-- SET PROBLEM --
Print, exactly and completely, every entry in the data.

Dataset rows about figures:
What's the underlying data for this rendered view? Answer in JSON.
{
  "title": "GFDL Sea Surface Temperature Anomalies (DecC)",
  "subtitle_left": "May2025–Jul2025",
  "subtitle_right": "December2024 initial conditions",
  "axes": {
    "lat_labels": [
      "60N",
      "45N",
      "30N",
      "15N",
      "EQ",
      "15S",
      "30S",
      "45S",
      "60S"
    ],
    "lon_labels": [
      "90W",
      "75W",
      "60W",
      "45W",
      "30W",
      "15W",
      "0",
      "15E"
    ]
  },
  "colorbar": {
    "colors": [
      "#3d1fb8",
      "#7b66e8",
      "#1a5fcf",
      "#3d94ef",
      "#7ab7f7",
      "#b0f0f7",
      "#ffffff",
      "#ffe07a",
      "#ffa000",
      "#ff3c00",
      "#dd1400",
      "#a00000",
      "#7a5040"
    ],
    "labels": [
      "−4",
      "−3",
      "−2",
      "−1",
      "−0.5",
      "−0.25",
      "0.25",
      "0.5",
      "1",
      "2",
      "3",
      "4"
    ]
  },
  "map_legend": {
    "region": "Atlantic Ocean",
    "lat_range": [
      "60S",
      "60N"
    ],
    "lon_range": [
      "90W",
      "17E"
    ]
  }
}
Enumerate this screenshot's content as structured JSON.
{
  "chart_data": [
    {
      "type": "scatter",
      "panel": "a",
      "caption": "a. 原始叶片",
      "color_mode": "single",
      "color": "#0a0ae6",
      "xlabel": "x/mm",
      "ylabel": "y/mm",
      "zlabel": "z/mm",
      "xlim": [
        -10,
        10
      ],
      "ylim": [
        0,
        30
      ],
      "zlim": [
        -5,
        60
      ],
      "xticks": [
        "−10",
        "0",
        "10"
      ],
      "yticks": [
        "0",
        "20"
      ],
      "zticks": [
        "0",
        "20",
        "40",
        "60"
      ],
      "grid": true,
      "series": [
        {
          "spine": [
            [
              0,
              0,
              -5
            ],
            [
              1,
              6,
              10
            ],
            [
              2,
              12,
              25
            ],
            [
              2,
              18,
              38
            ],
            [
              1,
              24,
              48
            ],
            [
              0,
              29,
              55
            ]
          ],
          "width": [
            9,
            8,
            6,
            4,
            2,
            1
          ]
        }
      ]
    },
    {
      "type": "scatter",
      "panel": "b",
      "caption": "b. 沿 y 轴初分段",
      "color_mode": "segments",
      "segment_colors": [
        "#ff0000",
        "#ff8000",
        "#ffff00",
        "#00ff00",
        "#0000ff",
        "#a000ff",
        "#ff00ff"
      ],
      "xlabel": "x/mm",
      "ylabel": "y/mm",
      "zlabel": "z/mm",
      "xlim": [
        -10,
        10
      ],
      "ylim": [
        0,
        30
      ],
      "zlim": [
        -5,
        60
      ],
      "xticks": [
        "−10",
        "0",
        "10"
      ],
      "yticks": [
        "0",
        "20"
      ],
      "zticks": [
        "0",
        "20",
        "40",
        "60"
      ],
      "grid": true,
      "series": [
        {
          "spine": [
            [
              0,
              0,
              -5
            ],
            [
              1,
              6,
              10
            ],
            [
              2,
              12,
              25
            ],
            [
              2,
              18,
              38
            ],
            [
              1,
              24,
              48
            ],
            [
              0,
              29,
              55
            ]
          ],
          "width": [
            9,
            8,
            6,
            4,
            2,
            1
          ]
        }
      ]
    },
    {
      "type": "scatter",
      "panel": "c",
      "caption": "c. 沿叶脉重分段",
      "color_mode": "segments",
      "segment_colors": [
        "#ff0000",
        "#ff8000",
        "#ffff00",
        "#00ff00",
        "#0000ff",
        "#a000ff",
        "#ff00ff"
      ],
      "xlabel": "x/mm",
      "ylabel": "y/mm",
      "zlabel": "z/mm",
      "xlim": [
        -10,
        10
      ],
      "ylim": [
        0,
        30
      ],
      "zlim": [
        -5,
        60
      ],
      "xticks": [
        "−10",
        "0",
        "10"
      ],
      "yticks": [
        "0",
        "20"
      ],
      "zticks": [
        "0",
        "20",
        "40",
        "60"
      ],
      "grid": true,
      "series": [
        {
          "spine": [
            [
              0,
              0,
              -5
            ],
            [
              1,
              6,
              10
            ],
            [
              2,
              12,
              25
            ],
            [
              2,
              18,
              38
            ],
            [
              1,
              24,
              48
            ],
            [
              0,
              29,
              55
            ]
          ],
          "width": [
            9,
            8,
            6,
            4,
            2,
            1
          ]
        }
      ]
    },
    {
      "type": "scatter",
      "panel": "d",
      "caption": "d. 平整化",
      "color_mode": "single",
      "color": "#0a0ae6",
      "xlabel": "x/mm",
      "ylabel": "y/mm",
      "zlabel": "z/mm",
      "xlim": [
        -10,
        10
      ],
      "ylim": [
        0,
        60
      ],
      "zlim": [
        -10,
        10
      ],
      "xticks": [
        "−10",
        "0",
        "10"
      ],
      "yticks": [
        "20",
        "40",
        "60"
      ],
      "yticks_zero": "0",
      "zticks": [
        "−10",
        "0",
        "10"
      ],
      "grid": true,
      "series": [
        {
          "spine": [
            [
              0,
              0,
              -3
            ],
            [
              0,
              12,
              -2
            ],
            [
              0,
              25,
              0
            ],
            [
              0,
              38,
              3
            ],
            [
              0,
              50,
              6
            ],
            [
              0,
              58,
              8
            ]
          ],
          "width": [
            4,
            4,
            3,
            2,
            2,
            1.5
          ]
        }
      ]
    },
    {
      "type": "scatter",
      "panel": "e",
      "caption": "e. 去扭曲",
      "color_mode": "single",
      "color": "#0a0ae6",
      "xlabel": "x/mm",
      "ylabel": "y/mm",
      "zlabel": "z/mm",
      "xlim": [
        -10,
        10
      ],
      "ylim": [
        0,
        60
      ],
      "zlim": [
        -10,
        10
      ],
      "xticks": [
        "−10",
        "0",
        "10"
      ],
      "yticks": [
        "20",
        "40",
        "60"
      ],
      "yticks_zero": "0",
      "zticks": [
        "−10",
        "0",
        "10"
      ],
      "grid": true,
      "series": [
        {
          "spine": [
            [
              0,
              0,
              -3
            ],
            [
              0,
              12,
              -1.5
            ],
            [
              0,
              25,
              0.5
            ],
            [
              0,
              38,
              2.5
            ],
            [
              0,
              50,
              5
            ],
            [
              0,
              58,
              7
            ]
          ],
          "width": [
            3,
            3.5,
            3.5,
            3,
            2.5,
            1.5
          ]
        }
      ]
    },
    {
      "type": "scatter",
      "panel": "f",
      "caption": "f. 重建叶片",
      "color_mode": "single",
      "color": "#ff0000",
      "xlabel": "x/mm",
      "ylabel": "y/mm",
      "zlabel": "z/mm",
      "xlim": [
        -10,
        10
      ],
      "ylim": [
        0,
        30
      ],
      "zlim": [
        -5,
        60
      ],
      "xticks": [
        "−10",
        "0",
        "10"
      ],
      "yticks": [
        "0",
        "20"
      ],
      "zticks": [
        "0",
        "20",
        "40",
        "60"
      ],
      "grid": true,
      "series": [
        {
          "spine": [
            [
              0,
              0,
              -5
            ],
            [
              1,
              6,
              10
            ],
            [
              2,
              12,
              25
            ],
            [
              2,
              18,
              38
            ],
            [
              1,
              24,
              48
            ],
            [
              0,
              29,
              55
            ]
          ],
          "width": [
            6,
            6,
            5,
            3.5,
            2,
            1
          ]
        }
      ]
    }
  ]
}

-- ANSWER TO THE EXERCISE --
What's the underlying data for this rendered view? Answer in JSON.
{
  "title": "GFDL Sea Surface Temperature Anomalies (DecC)",
  "subtitle_left": "May2025–Jul2025",
  "subtitle_right": "December2024 initial conditions",
  "axes": {
    "lat_labels": [
      "60N",
      "45N",
      "30N",
      "15N",
      "EQ",
      "15S",
      "30S",
      "45S",
      "60S"
    ],
    "lon_labels": [
      "90W",
      "75W",
      "60W",
      "45W",
      "30W",
      "15W",
      "0",
      "15E"
    ]
  },
  "colorbar": {
    "colors": [
      "#3d1fb8",
      "#7b66e8",
      "#1a5fcf",
      "#3d94ef",
      "#7ab7f7",
      "#b0f0f7",
      "#ffffff",
      "#ffe07a",
      "#ffa000",
      "#ff3c00",
      "#dd1400",
      "#a00000",
      "#7a5040"
    ],
    "labels": [
      "−4",
      "−3",
      "−2",
      "−1",
      "−0.5",
      "−0.25",
      "0.25",
      "0.5",
      "1",
      "2",
      "3",
      "4"
    ]
  },
  "map_legend": {
    "region": "Atlantic Ocean",
    "lat_range": [
      "60S",
      "60N"
    ],
    "lon_range": [
      "90W",
      "17E"
    ]
  }
}
Enumerate this screenshot's content as structured JSON.
{
  "chart_data": [
    {
      "type": "scatter",
      "panel": "a",
      "caption": "a. 原始叶片",
      "color_mode": "single",
      "color": "#0a0ae6",
      "xlabel": "x/mm",
      "ylabel": "y/mm",
      "zlabel": "z/mm",
      "xlim": [
        -10,
        10
      ],
      "ylim": [
        0,
        30
      ],
      "zlim": [
        -5,
        60
      ],
      "xticks": [
        "−10",
        "0",
        "10"
      ],
      "yticks": [
        "0",
        "20"
      ],
      "zticks": [
        "0",
        "20",
        "40",
        "60"
      ],
      "grid": true,
      "series": [
        {
          "spine": [
            [
              0,
              0,
              -5
            ],
            [
              1,
              6,
              10
            ],
            [
              2,
              12,
              25
            ],
            [
              2,
              18,
              38
            ],
            [
              1,
              24,
              48
            ],
            [
              0,
              29,
              55
            ]
          ],
          "width": [
            9,
            8,
            6,
            4,
            2,
            1
          ]
        }
      ]
    },
    {
      "type": "scatter",
      "panel": "b",
      "caption": "b. 沿 y 轴初分段",
      "color_mode": "segments",
      "segment_colors": [
        "#ff0000",
        "#ff8000",
        "#ffff00",
        "#00ff00",
        "#0000ff",
        "#a000ff",
        "#ff00ff"
      ],
      "xlabel": "x/mm",
      "ylabel": "y/mm",
      "zlabel": "z/mm",
      "xlim": [
        -10,
        10
      ],
      "ylim": [
        0,
        30
      ],
      "zlim": [
        -5,
        60
      ],
      "xticks": [
        "−10",
        "0",
        "10"
      ],
      "yticks": [
        "0",
        "20"
      ],
      "zticks": [
        "0",
        "20",
        "40",
        "60"
      ],
      "grid": true,
      "series": [
        {
          "spine": [
            [
              0,
              0,
              -5
            ],
            [
              1,
              6,
              10
            ],
            [
              2,
              12,
              25
            ],
            [
              2,
              18,
              38
            ],
            [
              1,
              24,
              48
            ],
            [
              0,
              29,
              55
            ]
          ],
          "width": [
            9,
            8,
            6,
            4,
            2,
            1
          ]
        }
      ]
    },
    {
      "type": "scatter",
      "panel": "c",
      "caption": "c. 沿叶脉重分段",
      "color_mode": "segments",
      "segment_colors": [
        "#ff0000",
        "#ff8000",
        "#ffff00",
        "#00ff00",
        "#0000ff",
        "#a000ff",
        "#ff00ff"
      ],
      "xlabel": "x/mm",
      "ylabel": "y/mm",
      "zlabel": "z/mm",
      "xlim": [
        -10,
        10
      ],
      "ylim": [
        0,
        30
      ],
      "zlim": [
        -5,
        60
      ],
      "xticks": [
        "−10",
        "0",
        "10"
      ],
      "yticks": [
        "0",
        "20"
      ],
      "zticks": [
        "0",
        "20",
        "40",
        "60"
      ],
      "grid": true,
      "series": [
        {
          "spine": [
            [
              0,
              0,
              -5
            ],
            [
              1,
              6,
              10
            ],
            [
              2,
              12,
              25
            ],
            [
              2,
              18,
              38
            ],
            [
              1,
              24,
              48
            ],
            [
              0,
              29,
              55
            ]
          ],
          "width": [
            9,
            8,
            6,
            4,
            2,
            1
          ]
        }
      ]
    },
    {
      "type": "scatter",
      "panel": "d",
      "caption": "d. 平整化",
      "color_mode": "single",
      "color": "#0a0ae6",
      "xlabel": "x/mm",
      "ylabel": "y/mm",
      "zlabel": "z/mm",
      "xlim": [
        -10,
        10
      ],
      "ylim": [
        0,
        60
      ],
      "zlim": [
        -10,
        10
      ],
      "xticks": [
        "−10",
        "0",
        "10"
      ],
      "yticks": [
        "20",
        "40",
        "60"
      ],
      "yticks_zero": "0",
      "zticks": [
        "−10",
        "0",
        "10"
      ],
      "grid": true,
      "series": [
        {
          "spine": [
            [
              0,
              0,
              -3
            ],
            [
              0,
              12,
              -2
            ],
            [
              0,
              25,
              0
            ],
            [
              0,
              38,
              3
            ],
            [
              0,
              50,
              6
            ],
            [
              0,
              58,
              8
            ]
          ],
          "width": [
            4,
            4,
            3,
            2,
            2,
            1.5
          ]
        }
      ]
    },
    {
      "type": "scatter",
      "panel": "e",
      "caption": "e. 去扭曲",
      "color_mode": "single",
      "color": "#0a0ae6",
      "xlabel": "x/mm",
      "ylabel": "y/mm",
      "zlabel": "z/mm",
      "xlim": [
        -10,
        10
      ],
      "ylim": [
        0,
        60
      ],
      "zlim": [
        -10,
        10
      ],
      "xticks": [
        "−10",
        "0",
        "10"
      ],
      "yticks": [
        "20",
        "40",
        "60"
      ],
      "yticks_zero": "0",
      "zticks": [
        "−10",
        "0",
        "10"
      ],
      "grid": true,
      "series": [
        {
          "spine": [
            [
              0,
              0,
              -3
            ],
            [
              0,
              12,
              -1.5
            ],
            [
              0,
              25,
              0.5
            ],
            [
              0,
              38,
              2.5
            ],
            [
              0,
              50,
              5
            ],
            [
              0,
              58,
              7
            ]
          ],
          "width": [
            3,
            3.5,
            3.5,
            3,
            2.5,
            1.5
          ]
        }
      ]
    },
    {
      "type": "scatter",
      "panel": "f",
      "caption": "f. 重建叶片",
      "color_mode": "single",
      "color": "#ff0000",
      "xlabel": "x/mm",
      "ylabel": "y/mm",
      "zlabel": "z/mm",
      "xlim": [
        -10,
        10
      ],
      "ylim": [
        0,
        30
      ],
      "zlim": [
        -5,
        60
      ],
      "xticks": [
        "−10",
        "0",
        "10"
      ],
      "yticks": [
        "0",
        "20"
      ],
      "zticks": [
        "0",
        "20",
        "40",
        "60"
      ],
      "grid": true,
      "series": [
        {
          "spine": [
            [
              0,
              0,
              -5
            ],
            [
              1,
              6,
              10
            ],
            [
              2,
              12,
              25
            ],
            [
              2,
              18,
              38
            ],
            [
              1,
              24,
              48
            ],
            [
              0,
              29,
              55
            ]
          ],
          "width": [
            6,
            6,
            5,
            3.5,
            2,
            1
          ]
        }
      ]
    }
  ]
}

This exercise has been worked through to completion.